Stored records —
<<<<
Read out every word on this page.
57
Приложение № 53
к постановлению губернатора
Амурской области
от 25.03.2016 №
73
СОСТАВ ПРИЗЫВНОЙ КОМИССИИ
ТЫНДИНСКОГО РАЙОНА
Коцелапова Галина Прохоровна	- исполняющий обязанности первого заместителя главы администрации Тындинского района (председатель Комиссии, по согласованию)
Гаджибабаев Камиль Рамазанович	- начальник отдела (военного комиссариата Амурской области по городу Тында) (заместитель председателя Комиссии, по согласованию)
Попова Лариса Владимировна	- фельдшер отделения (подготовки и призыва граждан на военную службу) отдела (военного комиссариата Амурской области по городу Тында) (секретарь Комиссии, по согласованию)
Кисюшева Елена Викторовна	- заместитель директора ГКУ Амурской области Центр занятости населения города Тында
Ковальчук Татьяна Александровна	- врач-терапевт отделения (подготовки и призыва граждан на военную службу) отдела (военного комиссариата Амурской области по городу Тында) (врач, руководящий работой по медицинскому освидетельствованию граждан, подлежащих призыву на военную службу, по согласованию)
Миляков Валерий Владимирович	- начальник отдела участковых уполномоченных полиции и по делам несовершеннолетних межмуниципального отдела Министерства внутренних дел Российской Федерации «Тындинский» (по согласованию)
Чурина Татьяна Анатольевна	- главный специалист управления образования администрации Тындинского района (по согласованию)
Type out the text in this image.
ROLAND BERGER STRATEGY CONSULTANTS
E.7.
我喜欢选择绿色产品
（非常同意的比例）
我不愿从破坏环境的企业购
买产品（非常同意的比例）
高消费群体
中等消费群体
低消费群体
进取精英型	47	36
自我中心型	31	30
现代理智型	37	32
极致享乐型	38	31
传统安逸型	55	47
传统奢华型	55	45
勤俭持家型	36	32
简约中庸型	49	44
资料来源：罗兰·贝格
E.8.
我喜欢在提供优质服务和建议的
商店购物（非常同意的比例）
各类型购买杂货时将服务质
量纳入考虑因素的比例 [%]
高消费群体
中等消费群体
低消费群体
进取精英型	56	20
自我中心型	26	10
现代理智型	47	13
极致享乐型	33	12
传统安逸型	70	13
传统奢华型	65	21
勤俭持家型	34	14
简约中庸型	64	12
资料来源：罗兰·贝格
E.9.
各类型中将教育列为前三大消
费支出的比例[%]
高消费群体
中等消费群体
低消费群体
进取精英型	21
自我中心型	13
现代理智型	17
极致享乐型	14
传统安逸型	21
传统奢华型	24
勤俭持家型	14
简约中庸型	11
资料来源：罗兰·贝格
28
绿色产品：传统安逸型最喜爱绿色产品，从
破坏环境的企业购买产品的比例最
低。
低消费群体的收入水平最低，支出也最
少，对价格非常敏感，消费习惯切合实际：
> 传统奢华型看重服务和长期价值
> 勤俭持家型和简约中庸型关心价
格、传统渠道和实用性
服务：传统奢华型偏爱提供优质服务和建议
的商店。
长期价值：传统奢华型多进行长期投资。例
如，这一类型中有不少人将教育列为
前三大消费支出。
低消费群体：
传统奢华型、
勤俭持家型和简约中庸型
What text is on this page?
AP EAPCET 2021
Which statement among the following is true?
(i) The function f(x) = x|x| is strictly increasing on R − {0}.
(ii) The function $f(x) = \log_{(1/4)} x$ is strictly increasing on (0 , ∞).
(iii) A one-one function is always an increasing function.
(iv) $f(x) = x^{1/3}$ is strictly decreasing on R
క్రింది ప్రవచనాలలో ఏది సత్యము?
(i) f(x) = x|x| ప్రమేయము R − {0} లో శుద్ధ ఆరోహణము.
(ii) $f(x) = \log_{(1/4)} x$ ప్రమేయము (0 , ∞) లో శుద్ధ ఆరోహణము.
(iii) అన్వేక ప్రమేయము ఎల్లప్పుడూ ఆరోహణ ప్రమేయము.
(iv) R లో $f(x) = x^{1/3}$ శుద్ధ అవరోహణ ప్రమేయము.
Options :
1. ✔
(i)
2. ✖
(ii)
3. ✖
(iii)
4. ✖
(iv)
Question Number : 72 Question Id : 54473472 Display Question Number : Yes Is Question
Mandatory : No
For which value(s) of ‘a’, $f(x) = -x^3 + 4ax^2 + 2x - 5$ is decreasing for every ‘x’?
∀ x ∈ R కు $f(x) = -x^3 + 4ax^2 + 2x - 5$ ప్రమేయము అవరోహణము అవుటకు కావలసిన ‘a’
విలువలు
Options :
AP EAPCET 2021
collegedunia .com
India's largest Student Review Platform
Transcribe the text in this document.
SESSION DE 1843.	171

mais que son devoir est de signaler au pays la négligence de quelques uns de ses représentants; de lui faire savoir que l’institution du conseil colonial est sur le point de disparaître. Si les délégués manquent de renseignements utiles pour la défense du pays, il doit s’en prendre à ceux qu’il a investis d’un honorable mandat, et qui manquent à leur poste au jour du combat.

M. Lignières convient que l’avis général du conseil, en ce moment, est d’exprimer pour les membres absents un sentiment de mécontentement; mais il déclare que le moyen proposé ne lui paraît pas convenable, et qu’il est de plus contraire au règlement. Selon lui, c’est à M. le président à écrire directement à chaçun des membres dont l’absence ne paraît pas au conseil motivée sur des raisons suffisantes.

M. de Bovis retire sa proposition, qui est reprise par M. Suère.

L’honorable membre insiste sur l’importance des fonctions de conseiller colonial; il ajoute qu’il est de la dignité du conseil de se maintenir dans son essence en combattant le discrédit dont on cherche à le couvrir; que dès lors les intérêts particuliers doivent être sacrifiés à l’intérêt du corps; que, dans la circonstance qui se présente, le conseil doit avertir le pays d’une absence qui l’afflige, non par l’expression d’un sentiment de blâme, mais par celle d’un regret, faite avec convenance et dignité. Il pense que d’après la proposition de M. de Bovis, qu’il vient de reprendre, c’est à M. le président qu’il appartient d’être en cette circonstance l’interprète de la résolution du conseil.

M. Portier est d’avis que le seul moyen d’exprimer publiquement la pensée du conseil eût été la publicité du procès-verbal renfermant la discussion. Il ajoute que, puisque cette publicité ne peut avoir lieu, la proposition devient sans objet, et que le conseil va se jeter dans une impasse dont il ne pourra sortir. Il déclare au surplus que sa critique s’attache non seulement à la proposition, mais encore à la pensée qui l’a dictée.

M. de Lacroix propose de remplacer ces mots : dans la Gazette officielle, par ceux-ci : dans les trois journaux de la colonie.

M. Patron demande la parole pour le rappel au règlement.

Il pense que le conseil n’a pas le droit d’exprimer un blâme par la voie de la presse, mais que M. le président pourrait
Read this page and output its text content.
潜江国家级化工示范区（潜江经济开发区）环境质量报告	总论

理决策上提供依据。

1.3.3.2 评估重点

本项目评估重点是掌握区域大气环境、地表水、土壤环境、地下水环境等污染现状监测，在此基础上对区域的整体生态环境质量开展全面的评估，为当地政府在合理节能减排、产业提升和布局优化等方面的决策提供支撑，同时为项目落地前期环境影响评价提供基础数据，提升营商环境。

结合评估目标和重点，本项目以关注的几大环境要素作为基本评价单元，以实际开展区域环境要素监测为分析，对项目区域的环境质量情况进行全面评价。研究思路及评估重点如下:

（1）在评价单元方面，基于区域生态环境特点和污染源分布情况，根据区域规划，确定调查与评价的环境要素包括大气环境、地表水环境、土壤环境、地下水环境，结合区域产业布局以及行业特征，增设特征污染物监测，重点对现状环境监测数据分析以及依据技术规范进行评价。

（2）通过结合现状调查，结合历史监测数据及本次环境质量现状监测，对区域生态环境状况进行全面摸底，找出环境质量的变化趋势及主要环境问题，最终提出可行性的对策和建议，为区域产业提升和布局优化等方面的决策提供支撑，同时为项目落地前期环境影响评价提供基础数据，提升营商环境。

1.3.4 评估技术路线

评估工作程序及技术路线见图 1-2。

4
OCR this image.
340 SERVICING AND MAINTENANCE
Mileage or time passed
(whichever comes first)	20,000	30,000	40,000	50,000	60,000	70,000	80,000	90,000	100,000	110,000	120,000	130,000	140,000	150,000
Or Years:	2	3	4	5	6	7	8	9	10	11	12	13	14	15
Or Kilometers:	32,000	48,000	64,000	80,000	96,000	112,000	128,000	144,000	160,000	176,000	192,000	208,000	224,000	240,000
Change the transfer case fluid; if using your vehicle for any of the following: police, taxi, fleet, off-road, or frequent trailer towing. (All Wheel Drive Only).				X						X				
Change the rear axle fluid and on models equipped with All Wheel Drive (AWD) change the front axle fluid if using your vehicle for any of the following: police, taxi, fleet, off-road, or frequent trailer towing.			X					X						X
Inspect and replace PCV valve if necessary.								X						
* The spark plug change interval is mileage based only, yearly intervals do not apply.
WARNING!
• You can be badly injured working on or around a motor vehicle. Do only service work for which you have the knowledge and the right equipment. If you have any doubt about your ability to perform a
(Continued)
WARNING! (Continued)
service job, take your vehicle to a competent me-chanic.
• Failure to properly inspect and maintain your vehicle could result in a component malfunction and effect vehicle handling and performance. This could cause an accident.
>>>>
Task details — Using the material above, extract the line that contains "Read this page and output its text content." and every line after it, exactly as given; stop at the last line.

Solution to this exercise —
Read this page and output its text content.
潜江国家级化工示范区（潜江经济开发区）环境质量报告	总论

理决策上提供依据。

1.3.3.2 评估重点

本项目评估重点是掌握区域大气环境、地表水、土壤环境、地下水环境等污染现状监测，在此基础上对区域的整体生态环境质量开展全面的评估，为当地政府在合理节能减排、产业提升和布局优化等方面的决策提供支撑，同时为项目落地前期环境影响评价提供基础数据，提升营商环境。

结合评估目标和重点，本项目以关注的几大环境要素作为基本评价单元，以实际开展区域环境要素监测为分析，对项目区域的环境质量情况进行全面评价。研究思路及评估重点如下:

（1）在评价单元方面，基于区域生态环境特点和污染源分布情况，根据区域规划，确定调查与评价的环境要素包括大气环境、地表水环境、土壤环境、地下水环境，结合区域产业布局以及行业特征，增设特征污染物监测，重点对现状环境监测数据分析以及依据技术规范进行评价。

（2）通过结合现状调查，结合历史监测数据及本次环境质量现状监测，对区域生态环境状况进行全面摸底，找出环境质量的变化趋势及主要环境问题，最终提出可行性的对策和建议，为区域产业提升和布局优化等方面的决策提供支撑，同时为项目落地前期环境影响评价提供基础数据，提升营商环境。

1.3.4 评估技术路线

评估工作程序及技术路线见图 1-2。

4
OCR this image.
340 SERVICING AND MAINTENANCE
Mileage or time passed
(whichever comes first)	20,000	30,000	40,000	50,000	60,000	70,000	80,000	90,000	100,000	110,000	120,000	130,000	140,000	150,000
Or Years:	2	3	4	5	6	7	8	9	10	11	12	13	14	15
Or Kilometers:	32,000	48,000	64,000	80,000	96,000	112,000	128,000	144,000	160,000	176,000	192,000	208,000	224,000	240,000
Change the transfer case fluid; if using your vehicle for any of the following: police, taxi, fleet, off-road, or frequent trailer towing. (All Wheel Drive Only).				X						X				
Change the rear axle fluid and on models equipped with All Wheel Drive (AWD) change the front axle fluid if using your vehicle for any of the following: police, taxi, fleet, off-road, or frequent trailer towing.			X					X						X
Inspect and replace PCV valve if necessary.								X						
* The spark plug change interval is mileage based only, yearly intervals do not apply.
WARNING!
• You can be badly injured working on or around a motor vehicle. Do only service work for which you have the knowledge and the right equipment. If you have any doubt about your ability to perform a
(Continued)
WARNING! (Continued)
service job, take your vehicle to a competent me-chanic.
• Failure to properly inspect and maintain your vehicle could result in a component malfunction and effect vehicle handling and performance. This could cause an accident.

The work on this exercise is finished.